Исходный текст:
***
Вскоре я попал к родственникам (тетя Фрося и дядя Антон), у которых в лесу был построен настоящий большой дом. Этот дом часто посещали партизаны. Однажды приехали на санях партизаны с двумя офицерами в немецкой форме. Один из них был тот, который не дал меня расстрелять. Все они обедали, пели песни: «Выпрягайте хлопцы коней», «Ой в лужке при лужке», «Огиречки» и другие. Мы дети, человек по десять сидели на печке, слушали песни и были очарованы ими, никогда ничего лучше не слышали.
              С наступлением тепла обстрелы лесов стали чаще, особенно беспокоили самолеты, все уходили в глубь лесов в направлении Пинских болот. Особенно страшно было, когда самолет был виден, казалось, что каждая бомба летит на тебя, поэтому все бежали кто куда и подальше. Иногда бомба попадала в кустарник это было страшно. Однажды я так далеко убежал при очередном налете, что два дня не мог вернуться и попал к партизанам. Очень часто мы видели небольшой немецкий самолет, он опускался так низко, что видно было лицо летчика, который улыбался, грозил кулаком и заходил снова и стрелял из пулеметов. Погибал в основном скот, люди – редко, все прятались за толстые деревья.
              Никогда ни кому не рассказывал об этом и никогда не забуду, как однажды, во время очередного обстрела, я  бежал, бежал и забежал так далеко, что оказался на дороге на Рудню, по которой, постреливая по сторонам, шли полицаи с немцами и с огромными овчарками. Я их увидел только метров за сто, но убежать не мог. Уж не знаю, как это получилось, но от страха у меня сильно заболел живот, я едва успел снять штаны и мне уже было не до немцев с овчарками. Что-то делать, кричать, бежать я был не в состоянии. Одно только помню, как ко мне подбежала овчарка, а может быть собака похожая на овчарку, понюхала меня, отошла к сосне подняла ногу, оправилась и побежала к хозяевам. Не знаю, как долго я сидел или лежал на боку, ноги меня долго не слушались, но голоса и стрельба удалялись, я понял, что за мной не вернутся, и побрел в обратном направлении.
***
Сохранённые записи:
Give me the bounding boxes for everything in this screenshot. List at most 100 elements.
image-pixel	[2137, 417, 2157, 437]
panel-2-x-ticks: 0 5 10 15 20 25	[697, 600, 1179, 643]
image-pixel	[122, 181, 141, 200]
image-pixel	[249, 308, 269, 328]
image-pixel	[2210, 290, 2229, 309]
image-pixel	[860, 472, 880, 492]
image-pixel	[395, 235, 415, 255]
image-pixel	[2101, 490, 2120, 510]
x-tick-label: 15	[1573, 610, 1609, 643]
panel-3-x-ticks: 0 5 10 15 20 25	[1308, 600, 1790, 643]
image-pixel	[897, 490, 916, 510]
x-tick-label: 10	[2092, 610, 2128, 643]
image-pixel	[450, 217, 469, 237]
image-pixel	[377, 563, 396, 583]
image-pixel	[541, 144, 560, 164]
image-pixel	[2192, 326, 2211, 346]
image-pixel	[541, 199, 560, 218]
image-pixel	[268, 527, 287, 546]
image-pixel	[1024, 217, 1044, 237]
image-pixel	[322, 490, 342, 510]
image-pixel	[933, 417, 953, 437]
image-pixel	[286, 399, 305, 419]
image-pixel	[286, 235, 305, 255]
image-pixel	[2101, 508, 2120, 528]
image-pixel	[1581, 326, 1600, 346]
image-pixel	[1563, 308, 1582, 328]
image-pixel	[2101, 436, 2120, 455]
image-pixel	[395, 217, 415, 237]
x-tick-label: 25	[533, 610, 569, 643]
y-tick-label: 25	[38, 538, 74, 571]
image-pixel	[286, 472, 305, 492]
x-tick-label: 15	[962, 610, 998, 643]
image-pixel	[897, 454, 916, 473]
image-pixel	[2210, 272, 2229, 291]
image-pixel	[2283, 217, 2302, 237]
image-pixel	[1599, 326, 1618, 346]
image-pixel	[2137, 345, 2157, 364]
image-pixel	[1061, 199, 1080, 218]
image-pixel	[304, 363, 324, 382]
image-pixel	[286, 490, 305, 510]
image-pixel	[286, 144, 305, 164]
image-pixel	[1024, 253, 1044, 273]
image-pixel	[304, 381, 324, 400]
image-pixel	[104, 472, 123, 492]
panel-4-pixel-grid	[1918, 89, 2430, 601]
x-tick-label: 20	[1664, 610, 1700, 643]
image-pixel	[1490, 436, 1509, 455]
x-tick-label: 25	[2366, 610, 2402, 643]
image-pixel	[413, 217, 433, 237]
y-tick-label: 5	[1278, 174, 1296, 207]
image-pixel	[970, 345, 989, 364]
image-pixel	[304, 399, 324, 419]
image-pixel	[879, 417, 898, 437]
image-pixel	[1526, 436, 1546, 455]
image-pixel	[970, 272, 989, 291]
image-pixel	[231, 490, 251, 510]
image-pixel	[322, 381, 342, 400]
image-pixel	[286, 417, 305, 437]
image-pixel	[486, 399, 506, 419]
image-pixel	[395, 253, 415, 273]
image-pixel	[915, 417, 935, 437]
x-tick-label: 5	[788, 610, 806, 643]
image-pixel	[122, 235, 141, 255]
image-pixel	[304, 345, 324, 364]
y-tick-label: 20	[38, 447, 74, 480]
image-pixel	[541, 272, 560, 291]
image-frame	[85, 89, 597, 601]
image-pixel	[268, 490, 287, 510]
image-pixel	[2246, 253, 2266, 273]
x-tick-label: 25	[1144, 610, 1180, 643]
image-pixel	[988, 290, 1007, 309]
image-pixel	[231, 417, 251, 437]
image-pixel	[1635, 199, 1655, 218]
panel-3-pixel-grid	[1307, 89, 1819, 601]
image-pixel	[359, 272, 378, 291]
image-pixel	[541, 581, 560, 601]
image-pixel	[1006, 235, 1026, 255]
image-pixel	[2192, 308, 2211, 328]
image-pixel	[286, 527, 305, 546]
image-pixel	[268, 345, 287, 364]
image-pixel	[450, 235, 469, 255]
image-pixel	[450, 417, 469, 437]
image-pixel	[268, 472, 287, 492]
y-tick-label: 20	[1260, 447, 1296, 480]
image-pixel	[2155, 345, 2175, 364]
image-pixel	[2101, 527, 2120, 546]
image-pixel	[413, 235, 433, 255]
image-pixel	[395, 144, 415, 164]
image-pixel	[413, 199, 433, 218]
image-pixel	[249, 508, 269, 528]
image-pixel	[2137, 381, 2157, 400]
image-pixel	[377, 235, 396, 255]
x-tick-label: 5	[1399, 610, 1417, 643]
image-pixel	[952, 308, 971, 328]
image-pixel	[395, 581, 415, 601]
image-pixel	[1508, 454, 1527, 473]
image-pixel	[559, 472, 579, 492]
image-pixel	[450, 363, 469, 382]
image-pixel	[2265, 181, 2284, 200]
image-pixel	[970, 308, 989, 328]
***
Задания к выполнению:
**a.** По тексту воспоминаний, в каком направлении все уходили в глубь лесов, когда с наступлением тепла обстрелы стали чаще?
**b.** Продублируйте без изменений фрагмент текста воспоминаний от «Вскоре я попал» до «лучше не слышали.» включительно.

Результаты по порядку:
**a.** В направлении Пинских болот.

**b.**
Вскоре я попал к родственникам (тетя Фрося и дядя Антон), у которых в лесу был построен настоящий большой дом. Этот дом часто посещали партизаны. Однажды приехали на санях партизаны с двумя офицерами в немецкой форме. Один из них был тот, который не дал меня расстрелять. Все они обедали, пели песни: «Выпрягайте хлопцы коней», «Ой в лужке при лужке», «Огиречки» и другие. Мы дети, человек по десять сидели на печке, слушали песни и были очарованы ими, никогда ничего лучше не слышали.